Os trabalhos apresentados no primeiro piso do CAMJAP pertencentes a John Chamberlain passavam pela comparação entre os pequenos formatos e os modelos para momentos. Foram ainda expostas fotografias, que registavam objetos em movimento, reveladores do mesmo sentimento de fragmentação e aglutinação presente nos seus trabalhos, feitos a partir de sucata.

O núcleo seguinte foi dedicado à obra da artista inglesa Rachel Whiteread, para a qual a escultura funciona como um grande reservatório de memórias e experimentação. No trabalho de Whiteread está exposto o processo da obra, que passa pela noção de limites, conteúdo como matéria, interior como exterior e o preenchimento das formas, como em Yellow Leaf, de 1989, peça que pertence à Coleção Moderna da FCG.

Para Richard Deacon, de acordo com a entrevista que consta no documentário da exposição, foi muito interessante a possibilidade de mostrar, através de um conjunto de desenhos que constituem a fase preparatória, a ideia e o processo sequencial que está por trás da escultura final. Tal como no núcleo de Richard Serra, foi intenção de Richard Deacon apresentar os obstáculos encontrados durante a conceção de um trabalho. Era percetível a ideia de dar a entender a lógica dos processos que dominam a sua obra através de desenhos e vários estudos geométricos da forma, para os quais a repetição e a presença de formas circulares orgânicas constituem um dinamismo latente.

A terminar o percurso da exposição encontravam-se as duas instalações de Alberto Carneiro, Os sete rituais estéticos sobre um feixe de vimes na paisagem (1975), pertencente à Coleção Moderna da FCG, e Tempo de ver, tempo de ser árvore e arte (1996). Para o escultor português, mais importante que o resultado final é o conceito que subjaz à forma que este pode assumir. Nestes dois trabalhos, a matéria não é a madeira mas a árvore, cuja identidade e estrutura original nunca são postas em causa. No objeto final, o processo revela-se como forma.

Sobre a montagem e a seleção da exposição, João Pinharanda afirmou: «A selecção e a montagem resultam como um dos raros (ou dos mais fortes) momentos pedagógicos da história recente das exposições de arte, sem que essa dimensão retire autonomia às peças e a liberdade a uma visita.» (Pinharanda, Público, 29 mai. 1998)

__PROBLEMAS E TAREFAS__
1. Transcreva do texto sobre a exposição o trecho entre "O núcleo seguinte" e "Moderna da FCG.", inclusive.
2. Segundo o texto sobre a exposição, por que razão Richard Deacon considerou interessante apresentar o conjunto de desenhos? Responda em uma a três frases.
3. Prossiga o texto sobre a exposição a partir da última frase apresentada.

__ENTRADAS DA LISTAGEM__
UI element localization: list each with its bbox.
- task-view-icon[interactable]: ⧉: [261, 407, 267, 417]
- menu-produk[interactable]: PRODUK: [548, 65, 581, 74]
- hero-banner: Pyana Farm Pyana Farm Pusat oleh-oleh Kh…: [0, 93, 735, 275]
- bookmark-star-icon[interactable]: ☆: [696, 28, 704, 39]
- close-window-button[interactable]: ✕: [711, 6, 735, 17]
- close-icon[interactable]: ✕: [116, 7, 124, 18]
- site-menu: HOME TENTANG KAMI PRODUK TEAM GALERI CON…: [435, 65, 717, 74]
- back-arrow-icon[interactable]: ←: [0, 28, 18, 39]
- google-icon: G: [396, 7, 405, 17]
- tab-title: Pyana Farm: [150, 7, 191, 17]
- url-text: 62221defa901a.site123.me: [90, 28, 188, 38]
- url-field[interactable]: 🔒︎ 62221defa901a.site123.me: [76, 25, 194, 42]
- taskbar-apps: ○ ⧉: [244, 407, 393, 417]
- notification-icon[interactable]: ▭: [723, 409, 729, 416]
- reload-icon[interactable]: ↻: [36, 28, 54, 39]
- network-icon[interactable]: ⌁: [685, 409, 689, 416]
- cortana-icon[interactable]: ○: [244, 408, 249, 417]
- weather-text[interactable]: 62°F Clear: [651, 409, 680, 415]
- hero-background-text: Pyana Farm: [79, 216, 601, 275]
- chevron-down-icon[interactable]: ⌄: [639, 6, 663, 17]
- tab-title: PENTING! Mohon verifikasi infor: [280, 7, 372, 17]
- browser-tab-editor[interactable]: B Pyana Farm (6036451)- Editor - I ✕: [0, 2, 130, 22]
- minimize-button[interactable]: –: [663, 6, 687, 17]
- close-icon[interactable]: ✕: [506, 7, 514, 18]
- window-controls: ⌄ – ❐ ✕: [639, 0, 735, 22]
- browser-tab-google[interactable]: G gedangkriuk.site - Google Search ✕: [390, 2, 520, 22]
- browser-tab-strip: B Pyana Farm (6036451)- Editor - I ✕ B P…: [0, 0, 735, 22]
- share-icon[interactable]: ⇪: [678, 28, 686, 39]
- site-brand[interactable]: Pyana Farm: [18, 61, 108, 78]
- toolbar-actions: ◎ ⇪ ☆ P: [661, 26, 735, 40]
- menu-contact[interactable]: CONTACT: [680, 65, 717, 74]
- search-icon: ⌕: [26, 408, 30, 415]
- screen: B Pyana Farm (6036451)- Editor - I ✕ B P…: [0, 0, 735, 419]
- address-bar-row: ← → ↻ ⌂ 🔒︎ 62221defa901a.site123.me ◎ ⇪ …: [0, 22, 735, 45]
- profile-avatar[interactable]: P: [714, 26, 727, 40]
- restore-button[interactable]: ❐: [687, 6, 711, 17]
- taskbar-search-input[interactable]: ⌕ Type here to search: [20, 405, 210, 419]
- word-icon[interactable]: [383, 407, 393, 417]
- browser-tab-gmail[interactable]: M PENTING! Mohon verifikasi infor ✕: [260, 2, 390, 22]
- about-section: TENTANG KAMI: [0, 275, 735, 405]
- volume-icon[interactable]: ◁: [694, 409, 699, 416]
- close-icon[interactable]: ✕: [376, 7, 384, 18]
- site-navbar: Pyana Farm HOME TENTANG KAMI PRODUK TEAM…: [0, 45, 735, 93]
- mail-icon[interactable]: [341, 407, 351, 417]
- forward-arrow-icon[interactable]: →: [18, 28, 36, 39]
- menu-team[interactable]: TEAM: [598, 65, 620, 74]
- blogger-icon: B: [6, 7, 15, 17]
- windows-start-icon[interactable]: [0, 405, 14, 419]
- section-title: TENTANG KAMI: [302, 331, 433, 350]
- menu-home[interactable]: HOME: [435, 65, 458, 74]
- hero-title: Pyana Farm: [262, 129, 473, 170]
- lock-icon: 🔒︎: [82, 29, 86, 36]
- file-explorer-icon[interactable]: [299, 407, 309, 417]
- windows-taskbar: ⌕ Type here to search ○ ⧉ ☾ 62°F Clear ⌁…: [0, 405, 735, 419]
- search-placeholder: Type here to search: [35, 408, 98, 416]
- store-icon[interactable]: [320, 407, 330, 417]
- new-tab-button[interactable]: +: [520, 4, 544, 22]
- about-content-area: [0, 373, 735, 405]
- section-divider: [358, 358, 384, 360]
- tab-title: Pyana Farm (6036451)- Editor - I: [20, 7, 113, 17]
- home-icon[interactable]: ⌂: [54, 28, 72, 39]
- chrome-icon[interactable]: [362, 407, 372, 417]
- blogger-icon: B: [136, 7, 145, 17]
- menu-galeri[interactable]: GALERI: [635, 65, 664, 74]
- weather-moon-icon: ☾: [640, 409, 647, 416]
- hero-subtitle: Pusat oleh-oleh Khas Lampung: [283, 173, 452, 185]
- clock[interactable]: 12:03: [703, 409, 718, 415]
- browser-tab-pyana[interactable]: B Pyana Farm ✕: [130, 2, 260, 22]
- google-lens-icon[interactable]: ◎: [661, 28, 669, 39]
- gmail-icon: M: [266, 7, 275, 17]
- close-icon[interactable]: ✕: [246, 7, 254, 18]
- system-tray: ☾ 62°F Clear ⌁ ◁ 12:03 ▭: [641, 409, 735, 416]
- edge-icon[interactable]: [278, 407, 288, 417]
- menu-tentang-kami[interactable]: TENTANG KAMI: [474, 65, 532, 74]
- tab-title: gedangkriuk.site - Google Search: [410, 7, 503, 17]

__OS RESULTADOS__
1.
O núcleo seguinte foi dedicado à obra da artista inglesa Rachel Whiteread, para a qual a escultura funciona como um grande reservatório de memórias e experimentação. No trabalho de Whiteread está exposto o processo da obra, que passa pela noção de limites, conteúdo como matéria, interior como exterior e o preenchimento das formas, como em Yellow Leaf, de 1989, peça que pertence à Coleção Moderna da FCG.

2. De acordo com a entrevista do documentário da exposição, esses desenhos, que constituem a fase preparatória, permitiam mostrar a ideia e o processo sequencial por trás da escultura final. Deacon pretendia também apresentar os obstáculos encontrados durante a conceção de um trabalho.

3.
O texto do comissário para o catálogo da exposição reflete sobre a importância da escultura do século XX para a mudança do paradigma escultório da história da arte. Ou seja, se durante muito tempo, métodos e materiais utilizados não sofreram grandes alterações, a escultura do século XX veio quebrar esta continuidade, oferecendo uma nova perspetivada escultura, não só no que a define em termos de forma e constituição material, mas também enquanto conceito, debatendo o estatuto do artista e de obra de arte.

Numa carta endereçada a Alberto Carneiro, Rui Sanches informava o escultor do êxito da exposição e da sua receção positiva pela imprensa.

José Luís Porfírio definiu esta exposição como uma «ocasião única» (Porfírio, Expresso, 20 jun. 1998) e Luísa Soares de Oliveira, como «uma das exposições de maior peso de todas as que têm por tema genérico a escultura» (Oliveira, Público, 14 ago. 1998). No artigo para a revista Arte Ibérica, Delfim Sardo aconselhava a «visitar e levar os filhos» (Sardo, Arte Ibérica, jun. 1998).

Carolina Gouveia Matias, 2019


Ficha Técnica


Artistas / Participantes


Coleção Gulbenkian

Os sete rituais estéticos sobre um feixe de vime na paisagem

Alberto Carneiro (1937-2017)

Os sete rituais estéticos sobre um feixe de vime na paisagem, 1975 / Inv. 90E861

Yellow Leaf

Rachel Whiteread (1963-)

Yellow Leaf, Inv. 91EE43


Eventos Paralelos

Visita(s) guiada(s)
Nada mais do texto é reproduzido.